=== YOUR INSTRUCTIONS ===
Leave the pictures out and quote only the lines from the one with "Read out every word on this page." down to the end of the listing below.

=== SUPPLIED RECORDS ===
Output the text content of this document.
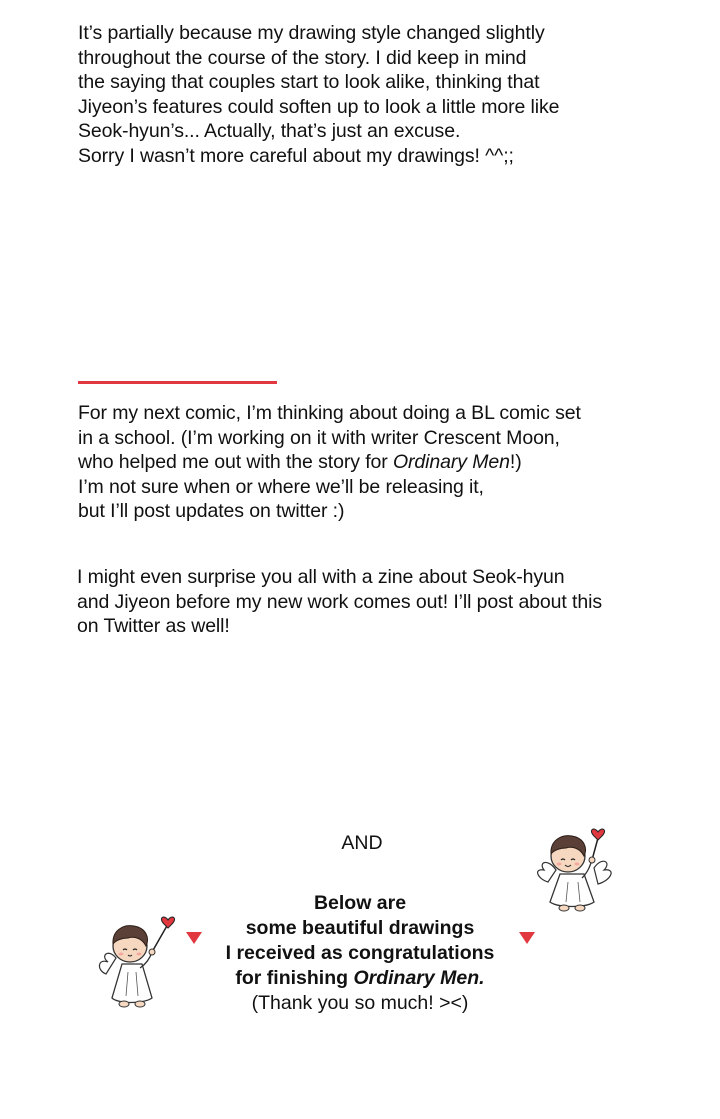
It’s partially because my drawing style changed slightly
throughout the course of the story. I did keep in mind
the saying that couples start to look alike, thinking that
Jiyeon’s features could soften up to look a little more like
Seok-hyun’s... Actually, that’s just an excuse.
Sorry I wasn’t more careful about my drawings! ^^;;

For my next comic, I’m thinking about doing a BL comic set
in a school. (I’m working on it with writer Crescent Moon,
who helped me out with the story for Ordinary Men!)
I’m not sure when or where we’ll be releasing it,
but I’ll post updates on twitter :)

I might even surprise you all with a zine about Seok-hyun
and Jiyeon before my new work comes out! I’ll post about this
on Twitter as well!

AND
Below are
some beautiful drawings
I received as congratulations
for finishing Ordinary Men.
(Thank you so much! ><)
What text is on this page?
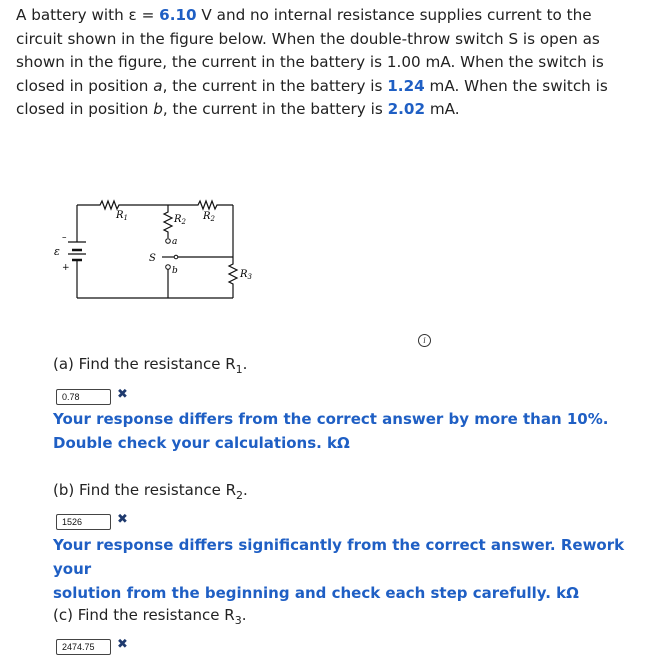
A battery with ε = 6.10 V and no internal resistance supplies current to the circuit shown in the figure below. When the double-throw switch S is open as shown in the figure, the current in the battery is 1.00 mA. When the switch is closed in position a, the current in the battery is 1.24 mA. When the switch is closed in position b, the current in the battery is 2.02 mA.
ε
–
+
$R_1$	$R_2$ $R_2$
$R_3$
S
a
b
i
(a) Find the resistance $R_1$.
0.78	✖
Your response differs from the correct answer by more than 10%.
Double check your calculations. kΩ
(b) Find the resistance $R_2$.
1526	✖
Your response differs significantly from the correct answer. Rework your
solution from the beginning and check each step carefully. kΩ
(c) Find the resistance $R_3$.
2474.75	✖
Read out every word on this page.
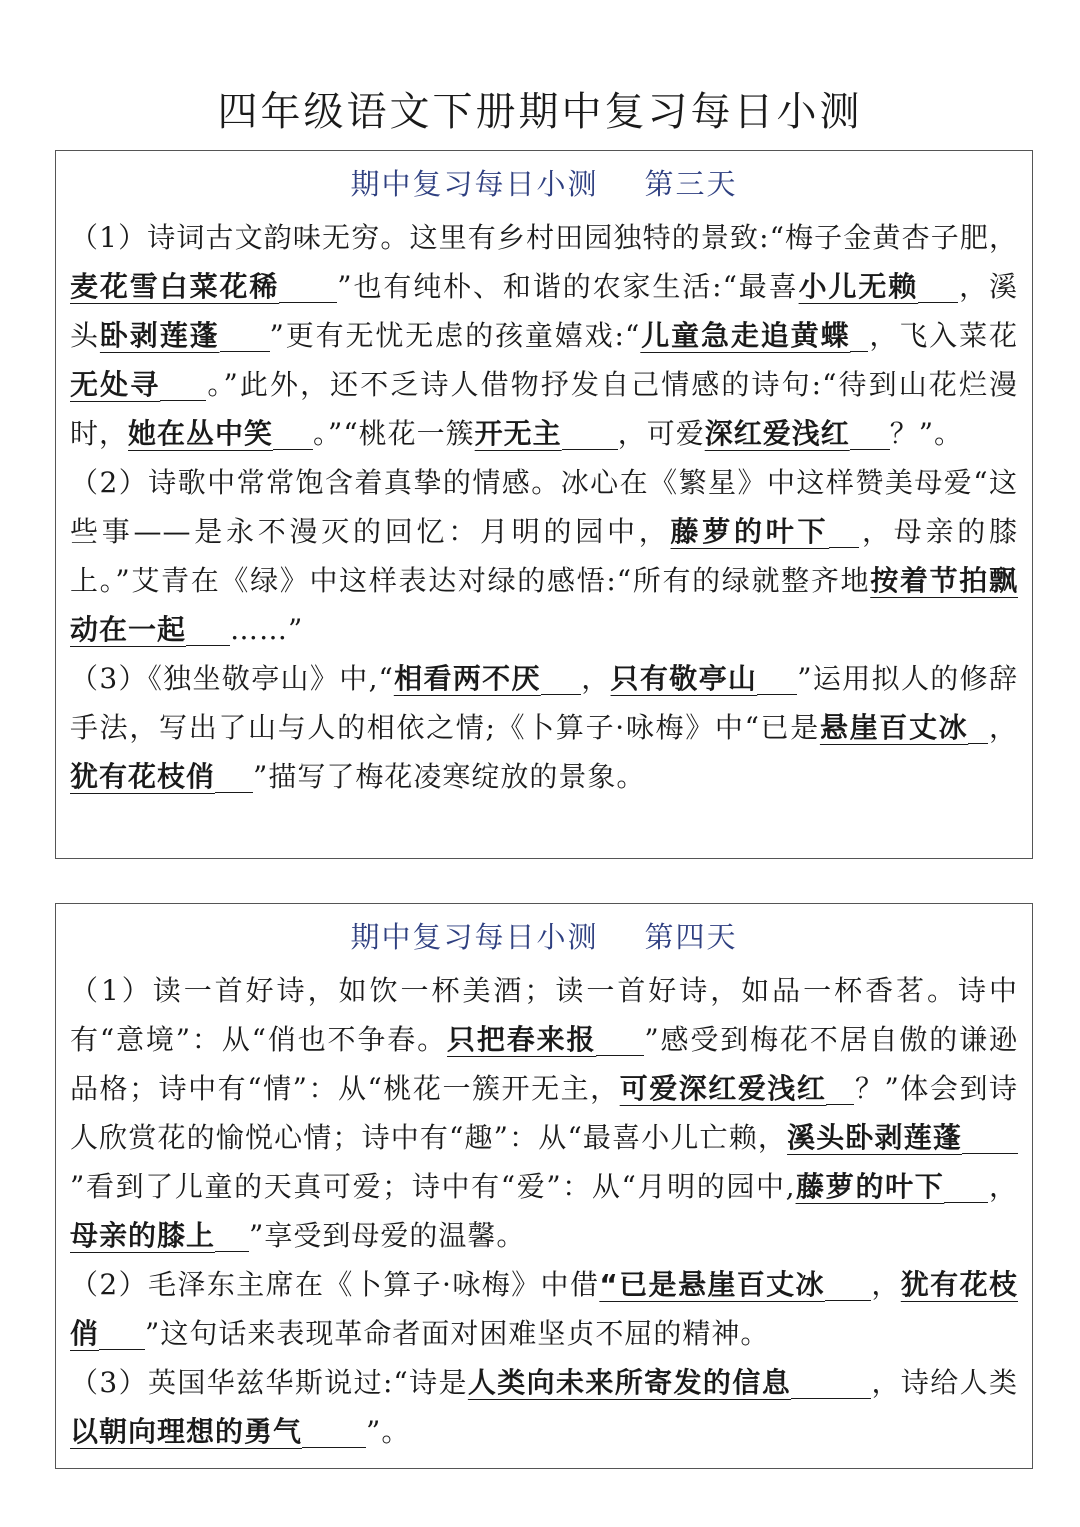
四年级语文下册期中复习每日小测

期中复习每日小测 第三天

（1）诗词古文韵味无穷。这里有乡村田园独特的景致:“梅子金黄杏子肥，麦花雪白菜花稀 ”也有纯朴、和谐的农家生活:“最喜小儿无赖 ，溪头卧剥莲蓬 ”更有无忧无虑的孩童嬉戏:“儿童急走追黄蝶 ，飞入菜花无处寻 。”此外，还不乏诗人借物抒发自己情感的诗句:“待到山花烂漫时，她在丛中笑 。”“桃花一簇开无主 ，可爱深红爱浅红 ？”。

（2）诗歌中常常饱含着真挚的情感。冰心在《繁星》中这样赞美母爱“这些事——是永不漫灭的回忆：月明的园中，藤萝的叶下 ，母亲的膝上。”艾青在《绿》中这样表达对绿的感悟:“所有的绿就整齐地按着节拍飘动在一起 ……”

（3）《独坐敬亭山》中,“相看两不厌 ，只有敬亭山 ”运用拟人的修辞手法，写出了山与人的相依之情;《卜算子·咏梅》中“已是悬崖百丈冰 ，犹有花枝俏 ”描写了梅花凌寒绽放的景象。

期中复习每日小测 第四天

（1）读一首好诗，如饮一杯美酒；读一首好诗，如品一杯香茗。诗中有“意境”：从“俏也不争春。只把春来报 ”感受到梅花不居自傲的谦逊品格；诗中有“情”：从“桃花一簇开无主，可爱深红爱浅红 ？”体会到诗人欣赏花的愉悦心情；诗中有“趣”：从“最喜小儿亡赖，溪头卧剥莲蓬”看到了儿童的天真可爱；诗中有“爱”：从“月明的园中,藤萝的叶下 ，母亲的膝上 ”享受到母爱的温馨。

（2）毛泽东主席在《卜算子·咏梅》中借“已是悬崖百丈冰 ，犹有花枝俏 ”这句话来表现革命者面对困难坚贞不屈的精神。

（3）英国华兹华斯说过:“诗是人类向未来所寄发的信息	，诗给人类以朝向理想的勇气 ”。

=== IN RESPONSE ===
Read out every word on this page.
四年级语文下册期中复习每日小测

期中复习每日小测 第三天

（1）诗词古文韵味无穷。这里有乡村田园独特的景致:“梅子金黄杏子肥，麦花雪白菜花稀 ”也有纯朴、和谐的农家生活:“最喜小儿无赖 ，溪头卧剥莲蓬 ”更有无忧无虑的孩童嬉戏:“儿童急走追黄蝶 ，飞入菜花无处寻 。”此外，还不乏诗人借物抒发自己情感的诗句:“待到山花烂漫时，她在丛中笑 。”“桃花一簇开无主 ，可爱深红爱浅红 ？”。

（2）诗歌中常常饱含着真挚的情感。冰心在《繁星》中这样赞美母爱“这些事——是永不漫灭的回忆：月明的园中，藤萝的叶下 ，母亲的膝上。”艾青在《绿》中这样表达对绿的感悟:“所有的绿就整齐地按着节拍飘动在一起 ……”

（3）《独坐敬亭山》中,“相看两不厌 ，只有敬亭山 ”运用拟人的修辞手法，写出了山与人的相依之情;《卜算子·咏梅》中“已是悬崖百丈冰 ，犹有花枝俏 ”描写了梅花凌寒绽放的景象。

期中复习每日小测 第四天

（1）读一首好诗，如饮一杯美酒；读一首好诗，如品一杯香茗。诗中有“意境”：从“俏也不争春。只把春来报 ”感受到梅花不居自傲的谦逊品格；诗中有“情”：从“桃花一簇开无主，可爱深红爱浅红 ？”体会到诗人欣赏花的愉悦心情；诗中有“趣”：从“最喜小儿亡赖，溪头卧剥莲蓬”看到了儿童的天真可爱；诗中有“爱”：从“月明的园中,藤萝的叶下 ，母亲的膝上 ”享受到母爱的温馨。

（2）毛泽东主席在《卜算子·咏梅》中借“已是悬崖百丈冰 ，犹有花枝俏 ”这句话来表现革命者面对困难坚贞不屈的精神。

（3）英国华兹华斯说过:“诗是人类向未来所寄发的信息	，诗给人类以朝向理想的勇气 ”。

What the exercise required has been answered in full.